### Written instruction
Go through the records and copy each line where the word "Volume" occurs.
━━━ The input ━━━
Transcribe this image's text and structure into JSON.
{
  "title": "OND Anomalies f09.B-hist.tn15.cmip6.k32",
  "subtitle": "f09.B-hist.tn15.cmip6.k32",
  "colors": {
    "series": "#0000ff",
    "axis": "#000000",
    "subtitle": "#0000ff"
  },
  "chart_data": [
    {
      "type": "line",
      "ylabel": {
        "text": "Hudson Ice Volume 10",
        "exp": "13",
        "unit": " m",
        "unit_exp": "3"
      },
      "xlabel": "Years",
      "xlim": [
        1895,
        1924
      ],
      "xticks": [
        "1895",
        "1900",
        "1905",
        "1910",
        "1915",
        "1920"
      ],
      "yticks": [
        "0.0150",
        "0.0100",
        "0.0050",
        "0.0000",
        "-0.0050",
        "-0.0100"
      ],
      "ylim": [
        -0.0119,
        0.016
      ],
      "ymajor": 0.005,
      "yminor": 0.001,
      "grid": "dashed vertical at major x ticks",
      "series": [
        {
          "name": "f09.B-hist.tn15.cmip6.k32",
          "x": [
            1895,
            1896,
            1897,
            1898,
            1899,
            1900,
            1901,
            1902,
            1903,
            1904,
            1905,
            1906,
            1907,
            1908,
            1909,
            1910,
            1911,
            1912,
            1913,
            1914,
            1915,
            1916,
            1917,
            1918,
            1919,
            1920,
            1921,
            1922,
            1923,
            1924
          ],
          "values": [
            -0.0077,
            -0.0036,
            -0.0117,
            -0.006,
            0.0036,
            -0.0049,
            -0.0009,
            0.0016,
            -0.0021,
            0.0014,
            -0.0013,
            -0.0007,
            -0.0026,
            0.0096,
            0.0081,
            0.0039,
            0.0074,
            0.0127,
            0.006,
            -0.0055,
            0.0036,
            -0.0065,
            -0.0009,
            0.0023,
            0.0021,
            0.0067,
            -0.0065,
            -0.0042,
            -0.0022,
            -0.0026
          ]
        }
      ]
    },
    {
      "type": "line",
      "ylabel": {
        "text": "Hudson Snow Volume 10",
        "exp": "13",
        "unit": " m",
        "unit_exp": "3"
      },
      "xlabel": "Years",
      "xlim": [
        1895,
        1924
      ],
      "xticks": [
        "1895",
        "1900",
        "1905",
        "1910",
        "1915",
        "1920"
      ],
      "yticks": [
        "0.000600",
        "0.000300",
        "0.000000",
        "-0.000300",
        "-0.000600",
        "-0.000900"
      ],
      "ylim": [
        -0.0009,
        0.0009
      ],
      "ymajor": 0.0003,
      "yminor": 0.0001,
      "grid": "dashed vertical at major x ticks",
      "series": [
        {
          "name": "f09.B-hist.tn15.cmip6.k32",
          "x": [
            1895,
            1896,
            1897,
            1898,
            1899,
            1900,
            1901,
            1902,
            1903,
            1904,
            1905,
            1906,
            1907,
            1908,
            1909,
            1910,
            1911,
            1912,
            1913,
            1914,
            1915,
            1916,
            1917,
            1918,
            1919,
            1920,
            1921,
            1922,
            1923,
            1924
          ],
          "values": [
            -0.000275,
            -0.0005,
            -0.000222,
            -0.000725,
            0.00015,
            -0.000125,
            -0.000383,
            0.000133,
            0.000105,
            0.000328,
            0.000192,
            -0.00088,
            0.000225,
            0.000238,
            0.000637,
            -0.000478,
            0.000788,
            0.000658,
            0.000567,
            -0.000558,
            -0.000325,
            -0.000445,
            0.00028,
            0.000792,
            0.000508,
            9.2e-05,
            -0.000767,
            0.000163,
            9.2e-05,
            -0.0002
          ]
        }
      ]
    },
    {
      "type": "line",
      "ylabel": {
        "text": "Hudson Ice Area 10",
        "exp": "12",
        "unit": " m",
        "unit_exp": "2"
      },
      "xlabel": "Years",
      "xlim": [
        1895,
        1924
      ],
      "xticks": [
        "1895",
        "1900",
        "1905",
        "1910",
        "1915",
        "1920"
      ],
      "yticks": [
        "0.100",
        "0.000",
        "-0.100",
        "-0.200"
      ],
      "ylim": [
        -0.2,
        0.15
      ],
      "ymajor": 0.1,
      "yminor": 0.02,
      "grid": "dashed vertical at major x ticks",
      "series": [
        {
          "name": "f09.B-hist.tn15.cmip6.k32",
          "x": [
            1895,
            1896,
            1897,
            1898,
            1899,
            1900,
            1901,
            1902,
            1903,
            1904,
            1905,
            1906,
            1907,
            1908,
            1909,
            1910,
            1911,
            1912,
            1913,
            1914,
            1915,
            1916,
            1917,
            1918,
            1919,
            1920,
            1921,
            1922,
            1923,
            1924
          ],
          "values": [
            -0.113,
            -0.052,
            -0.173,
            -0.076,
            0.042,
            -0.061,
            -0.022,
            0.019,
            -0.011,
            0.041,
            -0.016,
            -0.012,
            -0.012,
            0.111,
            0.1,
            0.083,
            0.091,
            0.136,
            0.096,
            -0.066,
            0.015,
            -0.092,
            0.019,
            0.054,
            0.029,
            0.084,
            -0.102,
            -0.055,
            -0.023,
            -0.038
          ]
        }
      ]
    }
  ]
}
━━━
### Task result
        "text": "Hudson Ice Volume 10",
        "text": "Hudson Snow Volume 10",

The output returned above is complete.